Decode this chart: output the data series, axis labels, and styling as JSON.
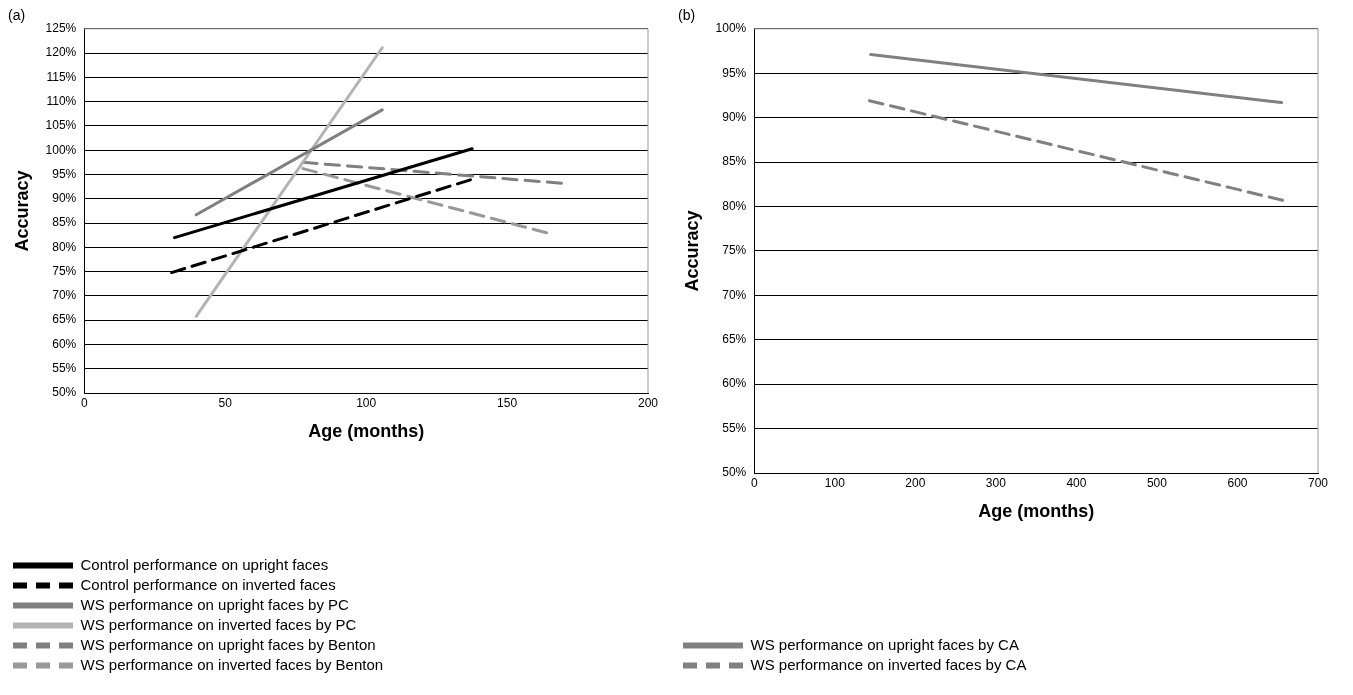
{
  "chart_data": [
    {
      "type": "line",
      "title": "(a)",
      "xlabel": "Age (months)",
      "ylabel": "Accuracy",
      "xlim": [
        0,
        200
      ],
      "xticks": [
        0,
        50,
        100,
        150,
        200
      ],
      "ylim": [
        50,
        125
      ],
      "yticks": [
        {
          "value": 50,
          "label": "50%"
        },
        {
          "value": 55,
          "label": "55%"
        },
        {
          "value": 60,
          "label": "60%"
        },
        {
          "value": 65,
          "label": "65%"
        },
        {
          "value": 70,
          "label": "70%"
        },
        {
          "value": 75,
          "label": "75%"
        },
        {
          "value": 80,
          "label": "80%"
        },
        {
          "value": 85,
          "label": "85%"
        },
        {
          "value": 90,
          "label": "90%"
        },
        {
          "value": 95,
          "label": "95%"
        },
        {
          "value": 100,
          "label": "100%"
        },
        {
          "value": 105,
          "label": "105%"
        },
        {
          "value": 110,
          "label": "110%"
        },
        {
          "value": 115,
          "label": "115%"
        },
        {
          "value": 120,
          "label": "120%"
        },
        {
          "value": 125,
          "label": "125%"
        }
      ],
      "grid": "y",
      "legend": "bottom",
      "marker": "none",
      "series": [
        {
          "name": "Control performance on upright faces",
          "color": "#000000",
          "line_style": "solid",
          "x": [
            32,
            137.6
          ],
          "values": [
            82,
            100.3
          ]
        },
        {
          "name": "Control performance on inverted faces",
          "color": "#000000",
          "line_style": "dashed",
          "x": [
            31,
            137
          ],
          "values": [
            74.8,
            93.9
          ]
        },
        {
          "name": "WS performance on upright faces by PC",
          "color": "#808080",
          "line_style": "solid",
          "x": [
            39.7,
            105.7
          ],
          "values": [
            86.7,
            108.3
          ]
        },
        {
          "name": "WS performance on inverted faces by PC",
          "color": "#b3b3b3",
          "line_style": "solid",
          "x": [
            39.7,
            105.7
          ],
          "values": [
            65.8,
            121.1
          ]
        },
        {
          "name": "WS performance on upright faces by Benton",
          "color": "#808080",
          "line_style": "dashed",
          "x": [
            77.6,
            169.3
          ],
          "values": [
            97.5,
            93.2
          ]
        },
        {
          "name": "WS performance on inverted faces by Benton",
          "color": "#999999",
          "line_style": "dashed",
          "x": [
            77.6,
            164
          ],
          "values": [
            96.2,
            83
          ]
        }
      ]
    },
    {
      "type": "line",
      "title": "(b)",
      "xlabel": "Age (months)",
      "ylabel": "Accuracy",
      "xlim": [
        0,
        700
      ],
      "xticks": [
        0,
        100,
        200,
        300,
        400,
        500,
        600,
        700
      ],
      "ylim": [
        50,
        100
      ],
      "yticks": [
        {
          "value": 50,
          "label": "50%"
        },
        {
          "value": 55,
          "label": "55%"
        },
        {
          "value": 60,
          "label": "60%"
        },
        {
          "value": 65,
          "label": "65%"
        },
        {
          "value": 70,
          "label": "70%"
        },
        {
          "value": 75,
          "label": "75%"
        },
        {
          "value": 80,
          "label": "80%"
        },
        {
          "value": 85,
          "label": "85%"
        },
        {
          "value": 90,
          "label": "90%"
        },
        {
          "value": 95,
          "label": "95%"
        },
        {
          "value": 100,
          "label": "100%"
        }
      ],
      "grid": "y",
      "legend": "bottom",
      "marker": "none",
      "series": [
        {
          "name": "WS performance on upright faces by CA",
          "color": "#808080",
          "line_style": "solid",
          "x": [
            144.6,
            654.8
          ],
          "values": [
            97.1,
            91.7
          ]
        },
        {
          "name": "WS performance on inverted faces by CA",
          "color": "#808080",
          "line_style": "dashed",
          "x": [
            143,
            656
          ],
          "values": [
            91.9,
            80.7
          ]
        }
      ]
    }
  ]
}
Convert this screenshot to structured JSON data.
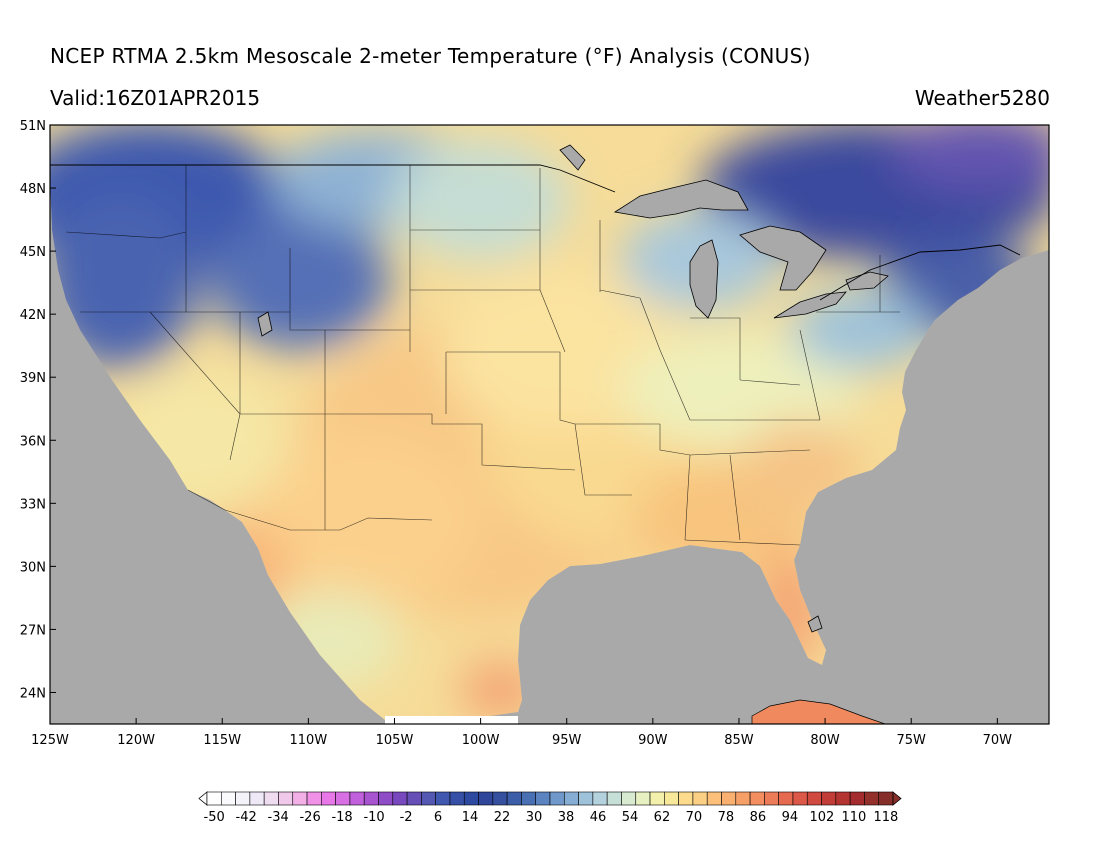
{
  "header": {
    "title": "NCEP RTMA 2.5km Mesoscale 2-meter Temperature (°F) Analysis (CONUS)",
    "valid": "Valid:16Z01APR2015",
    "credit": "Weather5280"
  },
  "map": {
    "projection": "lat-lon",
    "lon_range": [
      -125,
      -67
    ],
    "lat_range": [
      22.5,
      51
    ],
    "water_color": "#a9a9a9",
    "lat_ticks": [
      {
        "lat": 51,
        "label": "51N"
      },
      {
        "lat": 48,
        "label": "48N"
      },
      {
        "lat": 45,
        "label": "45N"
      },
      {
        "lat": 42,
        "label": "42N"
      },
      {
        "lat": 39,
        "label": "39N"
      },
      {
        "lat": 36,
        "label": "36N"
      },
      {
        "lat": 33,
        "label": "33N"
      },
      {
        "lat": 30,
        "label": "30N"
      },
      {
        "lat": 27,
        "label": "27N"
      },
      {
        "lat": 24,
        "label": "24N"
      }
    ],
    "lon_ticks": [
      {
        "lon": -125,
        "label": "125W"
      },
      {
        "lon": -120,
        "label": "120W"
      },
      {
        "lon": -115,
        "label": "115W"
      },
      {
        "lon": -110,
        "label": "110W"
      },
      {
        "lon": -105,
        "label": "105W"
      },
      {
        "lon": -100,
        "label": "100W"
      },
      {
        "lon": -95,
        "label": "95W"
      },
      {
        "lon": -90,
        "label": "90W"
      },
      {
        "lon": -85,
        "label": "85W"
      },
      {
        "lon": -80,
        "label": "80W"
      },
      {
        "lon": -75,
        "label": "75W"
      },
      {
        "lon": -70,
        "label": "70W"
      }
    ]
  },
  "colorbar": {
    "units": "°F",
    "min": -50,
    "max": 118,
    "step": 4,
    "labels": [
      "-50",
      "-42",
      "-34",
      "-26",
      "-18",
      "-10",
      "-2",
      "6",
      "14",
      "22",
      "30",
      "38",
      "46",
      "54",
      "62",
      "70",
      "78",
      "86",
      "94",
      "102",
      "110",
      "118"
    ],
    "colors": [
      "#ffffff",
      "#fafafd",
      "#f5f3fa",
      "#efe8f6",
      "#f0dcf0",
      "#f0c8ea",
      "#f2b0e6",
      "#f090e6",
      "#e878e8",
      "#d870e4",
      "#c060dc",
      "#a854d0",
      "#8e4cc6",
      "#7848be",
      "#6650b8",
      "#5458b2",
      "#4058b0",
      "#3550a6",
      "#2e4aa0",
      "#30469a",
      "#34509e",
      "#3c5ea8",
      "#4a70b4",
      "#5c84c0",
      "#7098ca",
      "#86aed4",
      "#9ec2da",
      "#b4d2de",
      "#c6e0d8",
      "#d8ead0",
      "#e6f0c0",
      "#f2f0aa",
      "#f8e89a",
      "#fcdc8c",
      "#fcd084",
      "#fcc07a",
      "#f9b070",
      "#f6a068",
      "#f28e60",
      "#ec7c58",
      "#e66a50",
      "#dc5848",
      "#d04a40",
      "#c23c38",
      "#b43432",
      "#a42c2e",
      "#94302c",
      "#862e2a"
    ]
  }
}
━━━━━━
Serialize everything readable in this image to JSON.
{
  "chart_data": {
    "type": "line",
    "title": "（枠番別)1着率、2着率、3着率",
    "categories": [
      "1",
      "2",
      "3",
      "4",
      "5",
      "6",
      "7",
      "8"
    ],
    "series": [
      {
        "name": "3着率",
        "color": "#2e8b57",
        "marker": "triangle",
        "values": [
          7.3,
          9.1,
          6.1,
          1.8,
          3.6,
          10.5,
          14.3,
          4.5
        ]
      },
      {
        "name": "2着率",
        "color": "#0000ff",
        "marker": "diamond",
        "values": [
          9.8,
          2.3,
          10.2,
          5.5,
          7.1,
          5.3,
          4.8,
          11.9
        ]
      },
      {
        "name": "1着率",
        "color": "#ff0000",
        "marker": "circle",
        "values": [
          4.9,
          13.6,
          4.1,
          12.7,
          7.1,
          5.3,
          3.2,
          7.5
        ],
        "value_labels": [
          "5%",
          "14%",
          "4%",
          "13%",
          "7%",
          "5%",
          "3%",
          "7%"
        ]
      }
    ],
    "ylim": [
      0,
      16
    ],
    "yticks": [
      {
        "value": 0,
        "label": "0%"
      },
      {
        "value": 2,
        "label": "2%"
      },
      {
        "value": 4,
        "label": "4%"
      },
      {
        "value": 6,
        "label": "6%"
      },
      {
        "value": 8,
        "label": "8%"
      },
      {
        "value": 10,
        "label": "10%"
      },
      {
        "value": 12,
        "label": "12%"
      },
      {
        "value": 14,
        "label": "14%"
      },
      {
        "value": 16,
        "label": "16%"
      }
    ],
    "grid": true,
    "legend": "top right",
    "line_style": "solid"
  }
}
━━━━━━
:: Written task ::
Check each line of the entries above, and show every one holding the word "inverted".

:: In response ::
          "name": "Control performance on inverted faces",
          "name": "WS performance on inverted faces by PC",
          "name": "WS performance on inverted faces by Benton",
          "name": "WS performance on inverted faces by CA",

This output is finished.